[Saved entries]
================================
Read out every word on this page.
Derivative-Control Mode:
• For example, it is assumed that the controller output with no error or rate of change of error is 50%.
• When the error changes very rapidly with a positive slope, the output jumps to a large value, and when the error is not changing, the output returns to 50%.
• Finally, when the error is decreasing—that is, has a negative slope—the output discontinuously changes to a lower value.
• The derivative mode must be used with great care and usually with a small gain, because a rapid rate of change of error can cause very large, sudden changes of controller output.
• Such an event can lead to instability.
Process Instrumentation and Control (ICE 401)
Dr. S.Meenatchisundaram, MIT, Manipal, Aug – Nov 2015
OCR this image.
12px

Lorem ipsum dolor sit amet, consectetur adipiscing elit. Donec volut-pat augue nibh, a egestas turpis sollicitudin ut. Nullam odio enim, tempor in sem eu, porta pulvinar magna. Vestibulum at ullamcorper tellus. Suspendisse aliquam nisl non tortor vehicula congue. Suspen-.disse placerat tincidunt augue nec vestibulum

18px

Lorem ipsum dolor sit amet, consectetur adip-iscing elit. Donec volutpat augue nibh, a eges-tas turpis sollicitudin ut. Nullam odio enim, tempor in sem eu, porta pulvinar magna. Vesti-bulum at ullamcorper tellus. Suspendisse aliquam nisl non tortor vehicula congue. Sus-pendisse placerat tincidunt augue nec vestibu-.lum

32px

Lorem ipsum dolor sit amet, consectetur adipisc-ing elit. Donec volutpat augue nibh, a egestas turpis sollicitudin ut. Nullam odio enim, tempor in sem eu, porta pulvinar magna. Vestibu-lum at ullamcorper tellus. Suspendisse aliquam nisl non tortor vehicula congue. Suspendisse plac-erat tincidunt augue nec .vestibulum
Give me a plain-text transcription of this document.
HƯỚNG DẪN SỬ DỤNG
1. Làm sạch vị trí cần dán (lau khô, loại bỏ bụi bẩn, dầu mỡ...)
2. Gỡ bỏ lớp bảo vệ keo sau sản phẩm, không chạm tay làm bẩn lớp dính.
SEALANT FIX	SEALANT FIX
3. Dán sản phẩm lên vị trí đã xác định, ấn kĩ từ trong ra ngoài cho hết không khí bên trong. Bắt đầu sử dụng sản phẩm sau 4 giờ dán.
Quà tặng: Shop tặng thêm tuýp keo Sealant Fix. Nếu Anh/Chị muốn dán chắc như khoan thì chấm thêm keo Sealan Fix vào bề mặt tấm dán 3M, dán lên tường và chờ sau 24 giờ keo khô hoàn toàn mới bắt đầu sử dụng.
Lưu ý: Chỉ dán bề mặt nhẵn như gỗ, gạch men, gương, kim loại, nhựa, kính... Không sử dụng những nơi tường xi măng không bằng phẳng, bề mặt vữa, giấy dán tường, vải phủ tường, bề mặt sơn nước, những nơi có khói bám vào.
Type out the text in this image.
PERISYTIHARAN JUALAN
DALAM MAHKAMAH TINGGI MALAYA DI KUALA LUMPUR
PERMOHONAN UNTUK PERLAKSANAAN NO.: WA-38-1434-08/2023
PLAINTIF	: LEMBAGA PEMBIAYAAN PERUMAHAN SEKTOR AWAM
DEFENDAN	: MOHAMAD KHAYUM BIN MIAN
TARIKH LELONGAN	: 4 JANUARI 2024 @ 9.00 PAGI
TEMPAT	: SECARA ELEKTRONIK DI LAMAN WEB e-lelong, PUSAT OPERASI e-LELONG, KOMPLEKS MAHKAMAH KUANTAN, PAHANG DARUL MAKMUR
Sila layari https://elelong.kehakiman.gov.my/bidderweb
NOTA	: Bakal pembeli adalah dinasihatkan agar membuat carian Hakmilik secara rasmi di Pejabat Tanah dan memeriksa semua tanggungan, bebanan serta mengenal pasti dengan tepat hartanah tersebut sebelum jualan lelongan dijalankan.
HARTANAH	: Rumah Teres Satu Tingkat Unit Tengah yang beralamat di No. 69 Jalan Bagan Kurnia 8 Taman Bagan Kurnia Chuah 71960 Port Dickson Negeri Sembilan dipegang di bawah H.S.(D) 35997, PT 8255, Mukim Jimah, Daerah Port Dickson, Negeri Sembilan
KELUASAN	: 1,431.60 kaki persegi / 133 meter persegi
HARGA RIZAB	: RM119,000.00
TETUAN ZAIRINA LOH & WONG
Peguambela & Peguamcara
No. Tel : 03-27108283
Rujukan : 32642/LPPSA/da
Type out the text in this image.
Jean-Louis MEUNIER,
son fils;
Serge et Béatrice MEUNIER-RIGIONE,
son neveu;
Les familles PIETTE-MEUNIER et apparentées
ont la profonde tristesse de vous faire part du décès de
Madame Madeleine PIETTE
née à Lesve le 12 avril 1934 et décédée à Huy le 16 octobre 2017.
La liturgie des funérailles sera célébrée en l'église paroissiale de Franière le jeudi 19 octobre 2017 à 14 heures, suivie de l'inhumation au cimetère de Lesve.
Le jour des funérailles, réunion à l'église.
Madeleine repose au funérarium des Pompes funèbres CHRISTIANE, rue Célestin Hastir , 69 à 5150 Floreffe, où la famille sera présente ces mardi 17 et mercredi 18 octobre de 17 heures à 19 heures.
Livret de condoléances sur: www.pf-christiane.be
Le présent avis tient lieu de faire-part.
================================
= To be done =
Look for lines containing the string "that" and copy them all.

= Solution for this problem =
• For example, it is assumed that the controller output with no error or rate of change of error is 50%.
• Finally, when the error is decreasing—that is, has a negative slope—the output discontinuously changes to a lower value.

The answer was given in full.